EXERCISE. Look for "upper" in the listing below. Gather each line that contains it.

INFORMATION PROVIDED.
##############################
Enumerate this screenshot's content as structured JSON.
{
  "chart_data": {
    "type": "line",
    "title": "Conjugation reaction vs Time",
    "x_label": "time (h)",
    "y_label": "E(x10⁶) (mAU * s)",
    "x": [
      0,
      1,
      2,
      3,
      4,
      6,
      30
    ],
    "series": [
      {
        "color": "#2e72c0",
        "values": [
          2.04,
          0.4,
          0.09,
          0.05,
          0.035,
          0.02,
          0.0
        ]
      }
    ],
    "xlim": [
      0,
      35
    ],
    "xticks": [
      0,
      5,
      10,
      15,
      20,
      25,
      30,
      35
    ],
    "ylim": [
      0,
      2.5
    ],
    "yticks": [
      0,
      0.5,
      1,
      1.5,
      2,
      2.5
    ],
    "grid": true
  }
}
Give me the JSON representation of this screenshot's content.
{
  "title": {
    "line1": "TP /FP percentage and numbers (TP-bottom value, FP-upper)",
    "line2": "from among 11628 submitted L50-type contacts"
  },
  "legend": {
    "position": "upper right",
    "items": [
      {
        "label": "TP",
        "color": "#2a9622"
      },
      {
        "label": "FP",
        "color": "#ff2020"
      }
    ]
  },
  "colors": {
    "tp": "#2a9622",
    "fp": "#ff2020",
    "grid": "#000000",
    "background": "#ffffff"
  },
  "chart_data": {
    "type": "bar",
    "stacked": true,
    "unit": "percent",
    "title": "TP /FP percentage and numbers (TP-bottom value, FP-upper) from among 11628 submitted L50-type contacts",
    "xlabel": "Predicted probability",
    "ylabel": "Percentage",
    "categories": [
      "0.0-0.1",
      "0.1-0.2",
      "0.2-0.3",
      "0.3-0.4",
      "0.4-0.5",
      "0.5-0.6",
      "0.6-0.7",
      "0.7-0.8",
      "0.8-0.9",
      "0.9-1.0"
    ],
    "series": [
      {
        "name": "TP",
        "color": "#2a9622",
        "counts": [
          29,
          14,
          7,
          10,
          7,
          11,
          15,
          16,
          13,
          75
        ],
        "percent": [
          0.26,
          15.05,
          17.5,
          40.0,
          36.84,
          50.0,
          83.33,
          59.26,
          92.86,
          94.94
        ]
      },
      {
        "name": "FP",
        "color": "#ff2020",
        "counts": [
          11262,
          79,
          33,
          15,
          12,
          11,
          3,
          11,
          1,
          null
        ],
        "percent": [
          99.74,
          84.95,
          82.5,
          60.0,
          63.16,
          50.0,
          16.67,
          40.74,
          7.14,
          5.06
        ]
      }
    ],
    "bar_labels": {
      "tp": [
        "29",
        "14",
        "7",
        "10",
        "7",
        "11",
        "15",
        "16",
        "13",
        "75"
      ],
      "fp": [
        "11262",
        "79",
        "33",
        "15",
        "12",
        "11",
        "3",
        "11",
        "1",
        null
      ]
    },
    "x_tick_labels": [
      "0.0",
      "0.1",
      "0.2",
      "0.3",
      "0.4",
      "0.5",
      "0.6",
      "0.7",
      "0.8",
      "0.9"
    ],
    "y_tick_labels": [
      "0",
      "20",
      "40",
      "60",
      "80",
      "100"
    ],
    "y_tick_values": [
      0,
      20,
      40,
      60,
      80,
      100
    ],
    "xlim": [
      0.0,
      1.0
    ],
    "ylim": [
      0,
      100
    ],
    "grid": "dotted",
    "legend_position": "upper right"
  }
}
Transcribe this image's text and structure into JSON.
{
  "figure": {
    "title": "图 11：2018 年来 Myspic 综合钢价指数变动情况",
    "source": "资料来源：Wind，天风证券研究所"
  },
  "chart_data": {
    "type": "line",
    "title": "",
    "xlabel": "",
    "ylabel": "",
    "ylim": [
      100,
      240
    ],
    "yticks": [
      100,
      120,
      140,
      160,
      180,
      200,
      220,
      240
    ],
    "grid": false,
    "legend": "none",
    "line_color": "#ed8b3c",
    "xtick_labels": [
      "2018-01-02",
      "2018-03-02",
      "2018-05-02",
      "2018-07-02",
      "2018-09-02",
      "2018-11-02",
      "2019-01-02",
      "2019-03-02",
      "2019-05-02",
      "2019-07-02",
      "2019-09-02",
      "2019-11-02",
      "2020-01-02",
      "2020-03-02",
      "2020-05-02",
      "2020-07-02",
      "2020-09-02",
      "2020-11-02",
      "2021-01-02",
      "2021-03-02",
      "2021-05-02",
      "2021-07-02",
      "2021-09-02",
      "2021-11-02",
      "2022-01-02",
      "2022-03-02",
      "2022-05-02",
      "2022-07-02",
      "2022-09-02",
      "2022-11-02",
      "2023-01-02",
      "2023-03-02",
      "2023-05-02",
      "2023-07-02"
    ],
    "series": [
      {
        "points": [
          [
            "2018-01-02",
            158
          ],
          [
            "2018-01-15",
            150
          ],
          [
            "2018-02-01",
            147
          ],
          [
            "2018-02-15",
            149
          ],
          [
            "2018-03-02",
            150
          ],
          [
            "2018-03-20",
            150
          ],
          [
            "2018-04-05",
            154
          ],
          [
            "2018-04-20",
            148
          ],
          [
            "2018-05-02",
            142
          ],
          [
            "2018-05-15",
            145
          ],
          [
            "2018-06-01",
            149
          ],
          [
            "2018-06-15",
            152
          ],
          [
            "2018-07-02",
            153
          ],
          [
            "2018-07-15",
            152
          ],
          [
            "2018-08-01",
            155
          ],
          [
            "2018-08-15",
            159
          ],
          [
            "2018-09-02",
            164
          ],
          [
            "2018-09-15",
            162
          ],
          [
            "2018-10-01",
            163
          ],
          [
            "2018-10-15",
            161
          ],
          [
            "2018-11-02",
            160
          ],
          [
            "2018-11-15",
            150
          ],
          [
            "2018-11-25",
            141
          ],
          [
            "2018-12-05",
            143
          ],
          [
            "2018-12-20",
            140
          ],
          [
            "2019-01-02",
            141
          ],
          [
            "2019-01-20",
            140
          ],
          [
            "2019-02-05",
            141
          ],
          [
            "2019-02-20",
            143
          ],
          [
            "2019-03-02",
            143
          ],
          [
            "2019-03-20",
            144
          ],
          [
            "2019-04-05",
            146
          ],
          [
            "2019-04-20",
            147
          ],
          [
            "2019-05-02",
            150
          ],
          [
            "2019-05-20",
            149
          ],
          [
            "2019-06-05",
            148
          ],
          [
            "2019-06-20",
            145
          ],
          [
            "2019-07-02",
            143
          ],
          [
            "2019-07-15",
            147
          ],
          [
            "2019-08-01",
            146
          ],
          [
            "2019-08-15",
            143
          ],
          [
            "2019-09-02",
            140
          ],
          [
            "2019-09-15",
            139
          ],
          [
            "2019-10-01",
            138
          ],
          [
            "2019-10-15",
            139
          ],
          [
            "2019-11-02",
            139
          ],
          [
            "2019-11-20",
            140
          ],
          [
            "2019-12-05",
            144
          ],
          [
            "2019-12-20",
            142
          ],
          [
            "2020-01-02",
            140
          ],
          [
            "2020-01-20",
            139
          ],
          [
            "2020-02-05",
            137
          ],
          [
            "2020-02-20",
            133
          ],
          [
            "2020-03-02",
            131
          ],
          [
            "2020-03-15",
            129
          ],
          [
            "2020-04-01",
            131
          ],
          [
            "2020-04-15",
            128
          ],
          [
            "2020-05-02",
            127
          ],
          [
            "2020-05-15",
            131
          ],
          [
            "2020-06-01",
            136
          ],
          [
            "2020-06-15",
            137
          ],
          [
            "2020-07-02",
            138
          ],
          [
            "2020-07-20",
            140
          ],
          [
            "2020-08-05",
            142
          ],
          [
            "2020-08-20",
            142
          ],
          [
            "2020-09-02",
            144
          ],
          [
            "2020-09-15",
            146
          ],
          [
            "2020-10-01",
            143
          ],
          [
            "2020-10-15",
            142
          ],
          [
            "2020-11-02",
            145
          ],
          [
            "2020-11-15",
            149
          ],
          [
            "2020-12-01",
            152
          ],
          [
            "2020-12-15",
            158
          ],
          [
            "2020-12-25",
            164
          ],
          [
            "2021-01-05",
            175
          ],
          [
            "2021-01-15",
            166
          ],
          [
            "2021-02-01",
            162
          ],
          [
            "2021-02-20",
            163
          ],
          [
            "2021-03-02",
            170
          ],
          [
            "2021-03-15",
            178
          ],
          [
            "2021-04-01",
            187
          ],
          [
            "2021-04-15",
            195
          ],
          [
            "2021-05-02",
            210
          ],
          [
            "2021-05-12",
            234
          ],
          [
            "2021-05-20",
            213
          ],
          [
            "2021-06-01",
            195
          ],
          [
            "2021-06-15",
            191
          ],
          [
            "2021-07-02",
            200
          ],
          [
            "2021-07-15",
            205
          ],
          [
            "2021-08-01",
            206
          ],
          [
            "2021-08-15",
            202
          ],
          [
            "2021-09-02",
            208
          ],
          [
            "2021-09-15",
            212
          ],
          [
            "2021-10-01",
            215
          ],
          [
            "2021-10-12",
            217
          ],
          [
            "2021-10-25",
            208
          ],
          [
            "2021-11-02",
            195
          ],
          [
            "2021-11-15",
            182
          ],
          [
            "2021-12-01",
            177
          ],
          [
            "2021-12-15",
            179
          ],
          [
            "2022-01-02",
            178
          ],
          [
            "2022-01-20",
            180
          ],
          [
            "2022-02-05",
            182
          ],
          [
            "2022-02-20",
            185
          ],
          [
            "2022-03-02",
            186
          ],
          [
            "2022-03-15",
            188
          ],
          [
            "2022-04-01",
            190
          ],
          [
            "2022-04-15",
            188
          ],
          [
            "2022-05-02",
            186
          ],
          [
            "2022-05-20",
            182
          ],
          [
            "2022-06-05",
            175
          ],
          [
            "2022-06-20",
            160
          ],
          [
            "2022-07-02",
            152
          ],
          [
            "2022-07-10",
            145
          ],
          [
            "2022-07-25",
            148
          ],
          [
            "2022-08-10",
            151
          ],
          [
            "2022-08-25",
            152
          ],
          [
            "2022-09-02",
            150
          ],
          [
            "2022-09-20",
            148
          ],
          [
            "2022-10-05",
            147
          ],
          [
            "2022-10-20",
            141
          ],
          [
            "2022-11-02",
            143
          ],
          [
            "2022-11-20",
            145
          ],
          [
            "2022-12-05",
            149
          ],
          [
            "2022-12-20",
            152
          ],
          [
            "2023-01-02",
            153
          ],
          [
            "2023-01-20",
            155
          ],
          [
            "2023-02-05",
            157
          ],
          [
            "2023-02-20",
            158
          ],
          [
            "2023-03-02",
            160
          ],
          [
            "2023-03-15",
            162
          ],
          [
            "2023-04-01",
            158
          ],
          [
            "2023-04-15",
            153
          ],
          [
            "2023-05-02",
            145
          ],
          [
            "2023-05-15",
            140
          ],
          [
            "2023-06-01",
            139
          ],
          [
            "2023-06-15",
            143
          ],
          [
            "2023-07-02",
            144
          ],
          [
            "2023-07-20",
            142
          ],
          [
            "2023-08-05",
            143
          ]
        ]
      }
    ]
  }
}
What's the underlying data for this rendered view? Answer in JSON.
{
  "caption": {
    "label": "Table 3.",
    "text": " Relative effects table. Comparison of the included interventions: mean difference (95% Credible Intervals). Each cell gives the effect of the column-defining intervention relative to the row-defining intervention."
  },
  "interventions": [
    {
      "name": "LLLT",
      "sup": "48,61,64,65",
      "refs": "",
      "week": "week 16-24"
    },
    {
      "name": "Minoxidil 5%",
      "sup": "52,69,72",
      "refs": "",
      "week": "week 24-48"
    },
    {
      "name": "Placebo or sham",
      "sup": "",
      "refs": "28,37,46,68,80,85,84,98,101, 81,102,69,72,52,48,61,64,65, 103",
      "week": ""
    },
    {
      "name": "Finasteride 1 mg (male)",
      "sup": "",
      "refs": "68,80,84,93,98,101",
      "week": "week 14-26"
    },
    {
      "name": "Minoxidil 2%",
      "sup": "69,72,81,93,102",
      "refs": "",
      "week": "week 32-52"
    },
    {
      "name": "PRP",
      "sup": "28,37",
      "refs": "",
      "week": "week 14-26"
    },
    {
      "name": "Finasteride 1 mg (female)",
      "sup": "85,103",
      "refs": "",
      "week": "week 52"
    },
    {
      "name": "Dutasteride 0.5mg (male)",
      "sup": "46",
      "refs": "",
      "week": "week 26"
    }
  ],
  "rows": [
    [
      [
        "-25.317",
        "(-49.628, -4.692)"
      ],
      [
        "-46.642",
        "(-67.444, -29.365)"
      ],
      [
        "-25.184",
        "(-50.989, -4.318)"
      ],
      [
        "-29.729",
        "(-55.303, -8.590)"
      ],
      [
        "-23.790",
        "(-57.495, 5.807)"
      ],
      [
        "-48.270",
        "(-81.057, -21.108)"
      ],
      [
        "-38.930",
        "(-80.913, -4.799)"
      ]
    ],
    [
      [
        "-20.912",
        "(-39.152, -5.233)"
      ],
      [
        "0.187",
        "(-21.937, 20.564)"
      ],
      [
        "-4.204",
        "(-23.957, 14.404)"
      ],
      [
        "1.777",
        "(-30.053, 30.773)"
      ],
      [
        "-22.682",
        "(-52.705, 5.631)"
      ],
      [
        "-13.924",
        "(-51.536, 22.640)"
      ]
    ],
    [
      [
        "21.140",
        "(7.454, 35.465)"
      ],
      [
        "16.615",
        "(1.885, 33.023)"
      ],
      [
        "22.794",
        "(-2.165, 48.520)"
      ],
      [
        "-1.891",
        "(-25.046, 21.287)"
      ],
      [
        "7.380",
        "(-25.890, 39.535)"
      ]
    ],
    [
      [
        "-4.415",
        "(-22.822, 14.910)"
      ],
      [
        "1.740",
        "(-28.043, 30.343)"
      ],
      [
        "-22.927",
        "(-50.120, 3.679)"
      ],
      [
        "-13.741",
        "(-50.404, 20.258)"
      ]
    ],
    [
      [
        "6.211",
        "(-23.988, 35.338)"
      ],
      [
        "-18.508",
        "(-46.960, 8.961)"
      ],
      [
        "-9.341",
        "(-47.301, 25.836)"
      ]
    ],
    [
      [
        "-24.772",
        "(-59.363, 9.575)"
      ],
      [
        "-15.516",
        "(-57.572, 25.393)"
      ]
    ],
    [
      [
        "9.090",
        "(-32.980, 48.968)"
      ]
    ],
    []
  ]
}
##############################
RESPONSE.
    "line1": "TP /FP percentage and numbers (TP-bottom value, FP-upper)",
    "position": "upper right",
    "title": "TP /FP percentage and numbers (TP-bottom value, FP-upper) from among 11628 submitted L50-type contacts",
    "legend_position": "upper right"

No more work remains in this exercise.